» THE TASK
Determine the number of lines that have the string "жилого" in them, and give only that number.

» EXTRACTED RECORDS
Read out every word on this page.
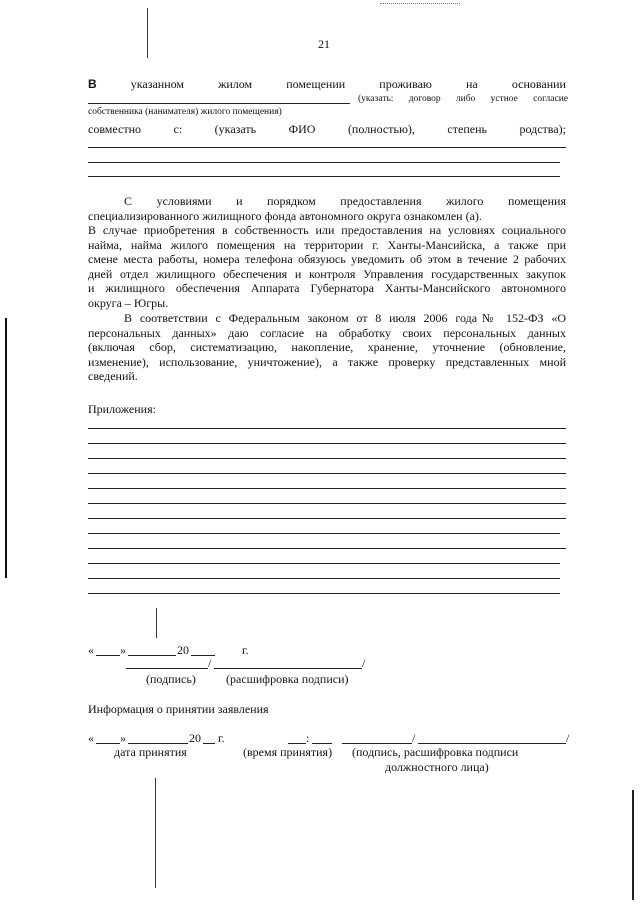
21
В	указанном	жилом	помещении	проживаю	на	основании
(указать: договор либо устное согласие
собственника (нанимателя) жилого помещения)
совместно	с:	(указать	ФИО	(полностью),	степень	родства);
С условиями и порядком предоставления жилого помещения
специализированного жилищного фонда автономного округа ознакомлен (а).
В случае приобретения в собственность или предоставления на условиях социального
найма, найма жилого помещения на территории г. Ханты-Мансийска, а также при
смене места работы, номера телефона обязуюсь уведомить об этом в течение 2 рабочих
дней отдел жилищного обеспечения и контроля Управления государственных закупок
и жилищного обеспечения Аппарата Губернатора Ханты-Мансийского автономного
округа – Югры.
В соответствии с Федеральным законом от 8 июля 2006 года№ 152-ФЗ «О
персональных данных» даю согласие на обработку своих персональных данных
(включая сбор, систематизацию, накопление, хранение, уточнение (обновление,
изменение), использование, уничтожение), а также проверку представленных мной
сведений.
Приложения:
« »	20	г.
/	/
(подпись)	(расшифровка подписи)
Информация о принятии заявления
« »	20 г.	:	/	/
дата принятия	(время принятия) (подпись, расшифровка подписи
должностного лица)
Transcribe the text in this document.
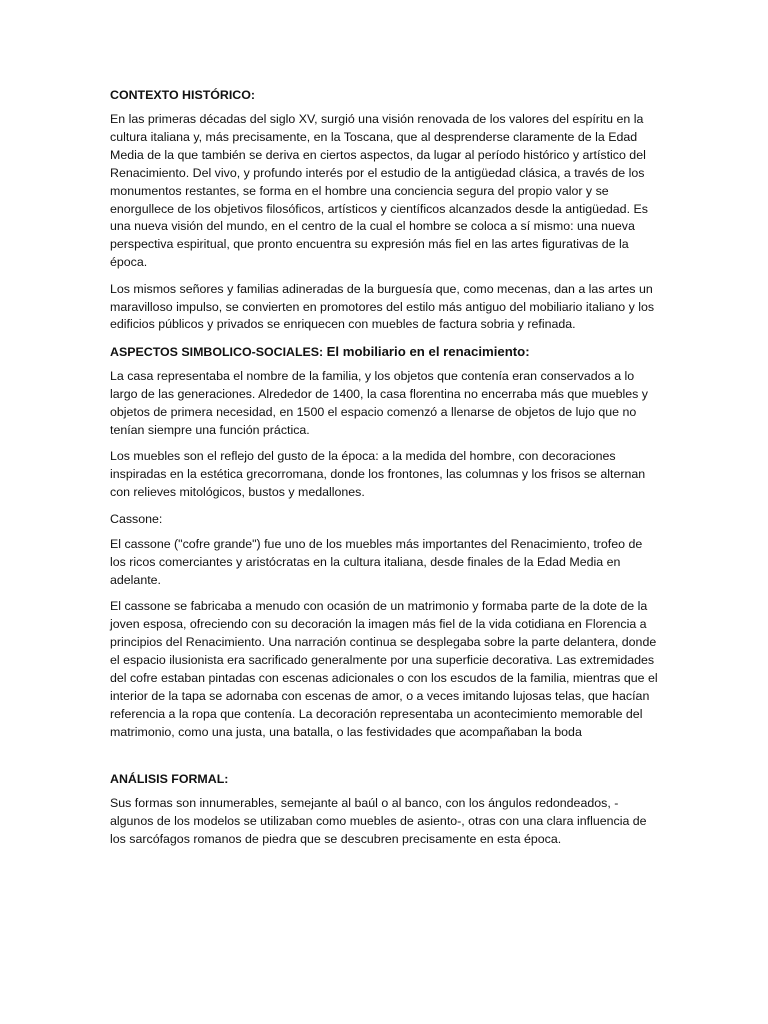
CONTEXTO HISTÓRICO:

En las primeras décadas del siglo XV, surgió una visión renovada de los valores del espíritu en la cultura italiana y, más precisamente, en la Toscana, que al desprenderse claramente de la Edad Media de la que también se deriva en ciertos aspectos, da lugar al período histórico y artístico del Renacimiento. Del vivo, y profundo interés por el estudio de la antigüedad clásica, a través de los monumentos restantes, se forma en el hombre una conciencia segura del propio valor y se enorgullece de los objetivos filosóficos, artísticos y científicos alcanzados desde la antigüedad. Es una nueva visión del mundo, en el centro de la cual el hombre se coloca a sí mismo: una nueva perspectiva espiritual, que pronto encuentra su expresión más fiel en las artes figurativas de la época.

Los mismos señores y familias adineradas de la burguesía que, como mecenas, dan a las artes un maravilloso impulso, se convierten en promotores del estilo más antiguo del mobiliario italiano y los edificios públicos y privados se enriquecen con muebles de factura sobria y refinada.

ASPECTOS SIMBOLICO-SOCIALES: El mobiliario en el renacimiento:

La casa representaba el nombre de la familia, y los objetos que contenía eran conservados a lo largo de las generaciones. Alrededor de 1400, la casa florentina no encerraba más que muebles y objetos de primera necesidad, en 1500 el espacio comenzó a llenarse de objetos de lujo que no tenían siempre una función práctica.

Los muebles son el reflejo del gusto de la época: a la medida del hombre, con decoraciones inspiradas en la estética grecorromana, donde los frontones, las columnas y los frisos se alternan con relieves mitológicos, bustos y medallones.

Cassone:

El cassone ("cofre grande") fue uno de los muebles más importantes del Renacimiento, trofeo de los ricos comerciantes y aristócratas en la cultura italiana, desde finales de la Edad Media en adelante.

El cassone se fabricaba a menudo con ocasión de un matrimonio y formaba parte de la dote de la joven esposa, ofreciendo con su decoración la imagen más fiel de la vida cotidiana en Florencia a principios del Renacimiento. Una narración continua se desplegaba sobre la parte delantera, donde el espacio ilusionista era sacrificado generalmente por una superficie decorativa. Las extremidades del cofre estaban pintadas con escenas adicionales o con los escudos de la familia, mientras que el interior de la tapa se adornaba con escenas de amor, o a veces imitando lujosas telas, que hacían referencia a la ropa que contenía. La decoración representaba un acontecimiento memorable del matrimonio, como una justa, una batalla, o las festividades que acompañaban la boda

ANÁLISIS FORMAL:

Sus formas son innumerables, semejante al baúl o al banco, con los ángulos redondeados, -algunos de los modelos se utilizaban como muebles de asiento-, otras con una clara influencia de los sarcófagos romanos de piedra que se descubren precisamente en esta época.
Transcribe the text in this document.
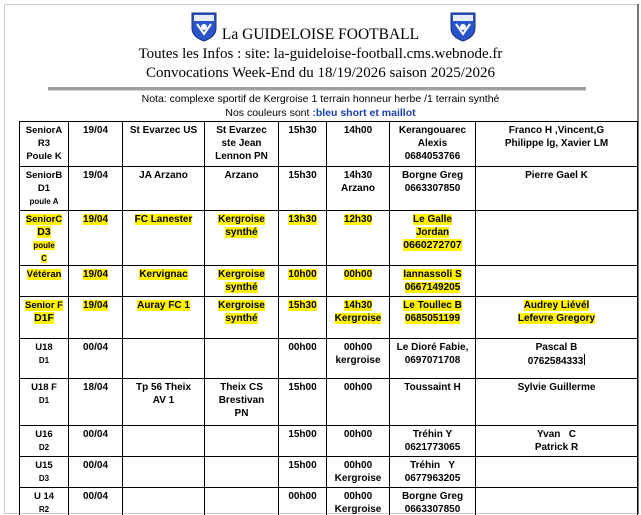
La GUIDELOISE FOOTBALL
Toutes les Infos : site: la-guideloise-football.cms.webnode.fr
Convocations Week-End du 18/19/2026 saison 2025/2026
Nota: complexe sportif de Kergroise 1 terrain honneur herbe /1 terrain synthé
Nos couleurs sont :bleu short et maillot
SeniorA
R3
Poule K	19/04	St Evarzec US	St Evarzec
ste Jean
Lennon PN	15h30	14h00	Kerangouarec
Alexis
0684053766	Franco H ,Vincent,G
Philippe lg, Xavier LM
SeniorB
D1
poule A	19/04	JA Arzano	Arzano	15h30	14h30
Arzano	Borgne Greg
0663307850	Pierre Gael K
SeniorC
D3
poule
C	19/04	FC Lanester	Kergroise
synthé	13h30	12h30	Le Galle
Jordan
0660272707	
Vétéran	19/04	Kervignac	Kergroise
synthé	10h00	00h00	Iannassoli S
0667149205	
Senior F
D1F	19/04	Auray FC 1	Kergroise
synthé	15h30	14h30
Kergroise	Le Toullec B
0685051199	Audrey Liévél
Lefevre Gregory
U18
D1	00/04			00h00	00h00
kergroise	Le Dioré Fabie,
0697071708	Pascal B
0762584333
U18 F
D1	18/04	Tp 56 Theix
AV 1	Theix CS
Brestivan
PN	15h00	00h00	Toussaint H	Sylvie Guillerme
U16
D2	00/04			15h00	00h00	Tréhin Y
0621773065	Yvan   C
Patrick R
U15
D3	00/04			15h00	00h00
Kergroise	Tréhin   Y
0677963205	
U 14
R2	00/04			00h00	00h00
Kergroise	Borgne Greg
0663307850	
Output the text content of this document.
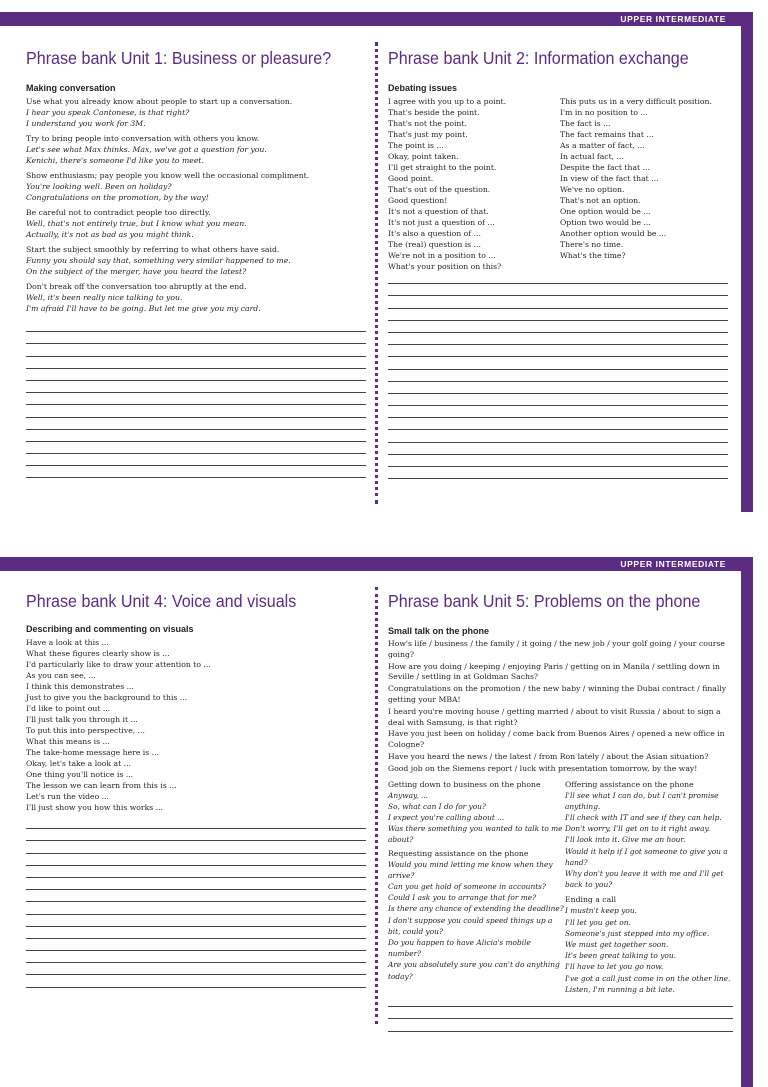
UPPER INTERMEDIATE
Phrase bank Unit 1: Business or pleasure?
Making conversation
Use what you already know about people to start up a conversation.
I hear you speak Cantonese, is that right?
I understand you work for 3M.
Try to bring people into conversation with others you know.
Let's see what Max thinks. Max, we've got a question for you.
Kenichi, there's someone I'd like you to meet.
Show enthusiasm; pay people you know well the occasional compliment.
You're looking well. Been on holiday?
Congratulations on the promotion, by the way!
Be careful not to contradict people too directly.
Well, that's not entirely true, but I know what you mean.
Actually, it's not as bad as you might think.
Start the subject smoothly by referring to what others have said.
Funny you should say that, something very similar happened to me.
On the subject of the merger, have you heard the latest?
Don't break off the conversation too abruptly at the end.
Well, it's been really nice talking to you.
I'm afraid I'll have to be going. But let me give you my card.
Phrase bank Unit 2: Information exchange
Debating issues
I agree with you up to a point.
That's beside the point.
That's not the point.
That's just my point.
The point is ...
Okay, point taken.
I'll get straight to the point.
Good point.
That's out of the question.
Good question!
It's not a question of that.
It's not just a question of ...
It's also a question of ...
The (real) question is ...
We're not in a position to ...
What's your position on this?
This puts us in a very difficult position.
I'm in no position to ...
The fact is ...
The fact remains that ...
As a matter of fact, ...
In actual fact, ...
Despite the fact that ...
In view of the fact that ...
We've no option.
That's not an option.
One option would be ...
Option two would be ...
Another option would be ...
There's no time.
What's the time?
UPPER INTERMEDIATE
Phrase bank Unit 4: Voice and visuals
Describing and commenting on visuals
Have a look at this ...
What these figures clearly show is ...
I'd particularly like to draw your attention to ...
As you can see, ...
I think this demonstrates ...
Just to give you the background to this ...
I'd like to point out ...
I'll just talk you through it ...
To put this into perspective, ...
What this means is ...
The take-home message here is ...
Okay, let's take a look at ...
One thing you'll notice is ...
The lesson we can learn from this is ...
Let's run the video ...
I'll just show you how this works ...
Phrase bank Unit 5: Problems on the phone
Small talk on the phone
How's life / business / the family / it going / the new job / your golf going / your course going?
How are you doing / keeping / enjoying Paris / getting on in Manila / settling down in Seville / settling in at Goldman Sachs?
Congratulations on the promotion / the new baby / winning the Dubai contract / finally getting your MBA!
I heard you're moving house / getting married / about to visit Russia / about to sign a deal with Samsung, is that right?
Have you just been on holiday / come back from Buenos Aires / opened a new office in Cologne?
Have you heard the news / the latest / from Ron lately / about the Asian situation?
Good job on the Siemens report / luck with presentation tomorrow, by the way!
Getting down to business on the phone
Anyway, ...
So, what can I do for you?
I expect you're calling about ...
Was there something you wanted to talk to me about?
Requesting assistance on the phone
Would you mind letting me know when they arrive?
Can you get hold of someone in accounts?
Could I ask you to arrange that for me?
Is there any chance of extending the deadline?
I don't suppose you could speed things up a bit, could you?
Do you happen to have Alicia's mobile number?
Are you absolutely sure you can't do anything today?
Offering assistance on the phone
I'll see what I can do, but I can't promise anything.
I'll check with IT and see if they can help.
Don't worry, I'll get on to it right away.
I'll look into it. Give me an hour.
Would it help if I got someone to give you a hand?
Why don't you leave it with me and I'll get back to you?
Ending a call
I mustn't keep you.
I'll let you get on.
Someone's just stepped into my office.
We must get together soon.
It's been great talking to you.
I'll have to let you go now.
I've got a call just come in on the other line.
Listen, I'm running a bit late.
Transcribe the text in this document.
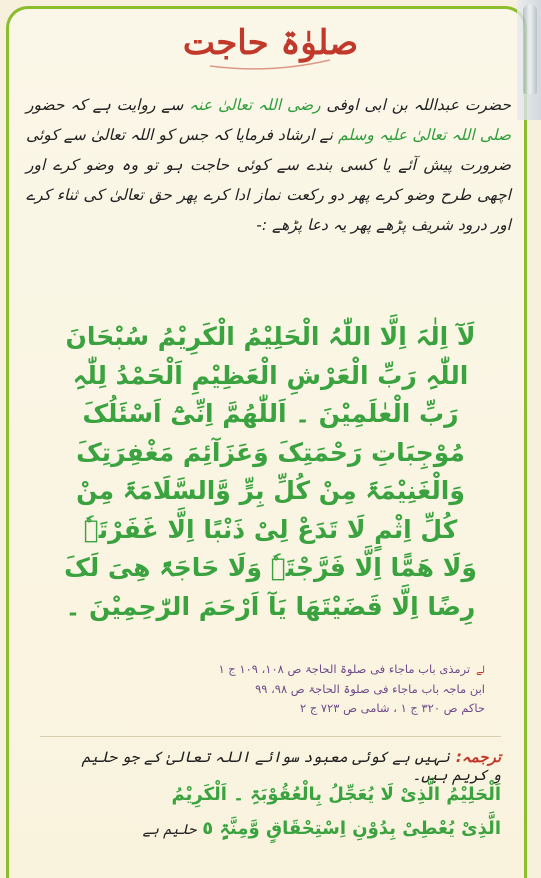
صلوٰۃ حاجت
حضرت عبداللہ بن ابی اوفی رضی اللہ تعالیٰ عنہ سے روایت ہے کہ حضور صلی اللہ تعالیٰ علیہ وسلم نے ارشاد فرمایا کہ جس کو اللہ تعالیٰ سے کوئی ضرورت پیش آئے یا کسی بندے سے کوئی حاجت ہو تو وہ وضو کرے اور اچھی طرح وضو کرے پھر دو رکعت نماز ادا کرے پھر حق تعالیٰ کی ثناء کرے اور درود شریف پڑھے پھر یہ دعا پڑھے :-
لَآ اِلٰہَ اِلَّا اللّٰہُ الْحَلِیْمُ الْکَرِیْمُ سُبْحَانَ
اللّٰہِ رَبِّ الْعَرْشِ الْعَظِیْمِ اَلْحَمْدُ لِلّٰہِ
رَبِّ الْعٰلَمِیْنَ ۔ اَللّٰھُمَّ اِنِّیْٓ اَسْئَلُکَ
مُوْجِبَاتِ رَحْمَتِکَ وَعَزَآئِمَ مَغْفِرَتِکَ
وَالْغَنِیْمَۃَ مِنْ کُلِّ بِرٍّ وَّالسَّلَامَۃَ مِنْ
کُلِّ اِثْمٍ لَا تَدَعْ لِیْ ذَنْبًا اِلَّا غَفَرْتَہٗ
وَلَا ھَمًّا اِلَّا فَرَّجْتَہٗ وَلَا حَاجَۃً ھِیَ لَکَ
رِضًا اِلَّا قَضَیْتَھَا یَآ اَرْحَمَ الرّٰحِمِیْنَ ۔
لےترمذی باب ماجاء فی صلوۃ الحاجۃ ص ۱۰۸، ۱۰۹ ج ۱
ابن ماجہ باب ماجاء فی صلوۃ الحاجۃ ص ۹۸، ۹۹
حاکم ص ۳۲۰ ج ۱ ، شامی ص ۷۲۳ ج ۲
ترجمہ:نہیں ہے کوئی معبود سوائے اللہ تعالیٰ کے جو حلیم و کریم ہیں۔
اَلْحَلِیْمُ الَّذِیْ لَا یُعَجِّلُ بِالْعُقُوْبَۃِ ۔ اَلْکَرِیْمُ
الَّذِیْ یُعْطِیْ بِدُوْنِ اِسْتِحْقَاقٍ وَّمِنَّۃٍ ٥حلیم ہے
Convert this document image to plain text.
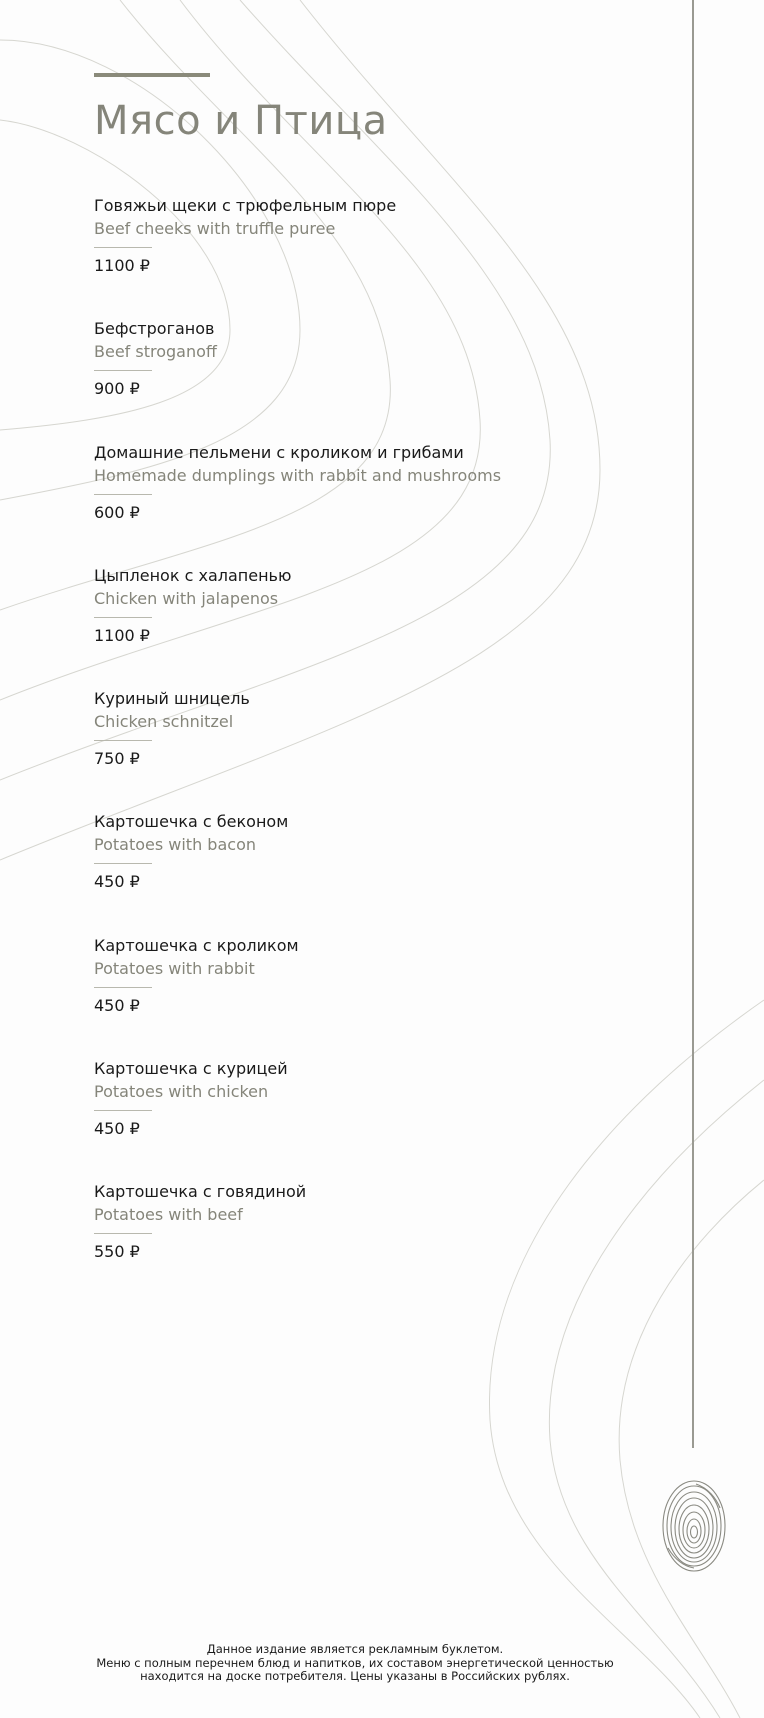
Мясо и Птица
Говяжьи щеки с трюфельным пюре
Beef cheeks with truffle puree
1100 ₽
Бефстроганов
Beef stroganoff
900 ₽
Домашние пельмени с кроликом и грибами
Homemade dumplings with rabbit and mushrooms
600 ₽
Цыпленок с халапенью
Chicken with jalapenos
1100 ₽
Куриный шницель
Chicken schnitzel
750 ₽
Картошечка с беконом
Potatoes with bacon
450 ₽
Картошечка с кроликом
Potatoes with rabbit
450 ₽
Картошечка с курицей
Potatoes with chicken
450 ₽
Картошечка с говядиной
Potatoes with beef
550 ₽
Данное издание является рекламным буклетом.
Меню с полным перечнем блюд и напитков, их составом энергетической ценностью
находится на доске потребителя. Цены указаны в Российских рублях.
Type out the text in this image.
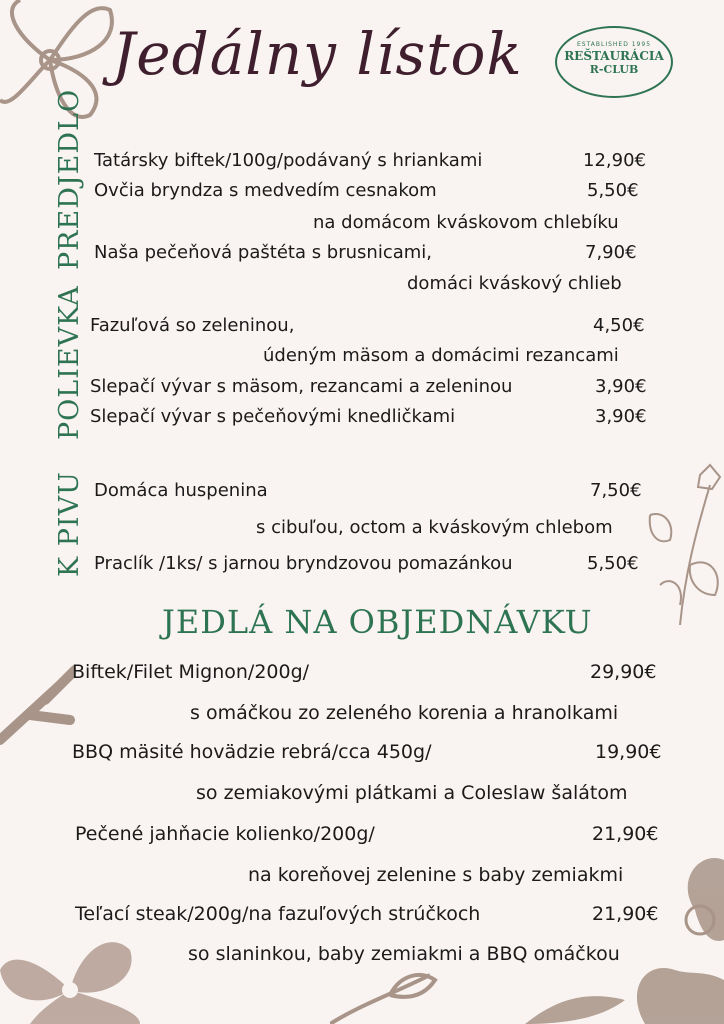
Jedálny lístok	ESTABLISHED 1995
REŠTAURÁCIA
R-CLUB
PREDJEDLO Tatársky biftek/100g/podávaný s hriankami	12,90€
Ovčia bryndza s medvedím cesnakom	5,50€
na domácom kváskovom chlebíku
Naša pečeňová paštéta s brusnicami,	7,90€
domáci kváskový chlieb
POLIEVKA Fazuľová so zeleninou,	4,50€
údeným mäsom a domácimi rezancami
Slepačí vývar s mäsom, rezancami a zeleninou	3,90€
Slepačí vývar s pečeňovými knedličkami	3,90€
K PIVU Domáca huspenina	7,50€
s cibuľou, octom a kváskovým chlebom
Praclík /1ks/ s jarnou bryndzovou pomazánkou	5,50€
JEDLÁ NA OBJEDNÁVKU
Biftek/Filet Mignon/200g/	29,90€
s omáčkou zo zeleného korenia a hranolkami
BBQ mäsité hovädzie rebrá/cca 450g/	19,90€
so zemiakovými plátkami a Coleslaw šalátom
Pečené jahňacie kolienko/200g/	21,90€
na koreňovej zelenine s baby zemiakmi
Teľací steak/200g/na fazuľových strúčkoch	21,90€
so slaninkou, baby zemiakmi a BBQ omáčkou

» RESPONSE TO THE TASK
3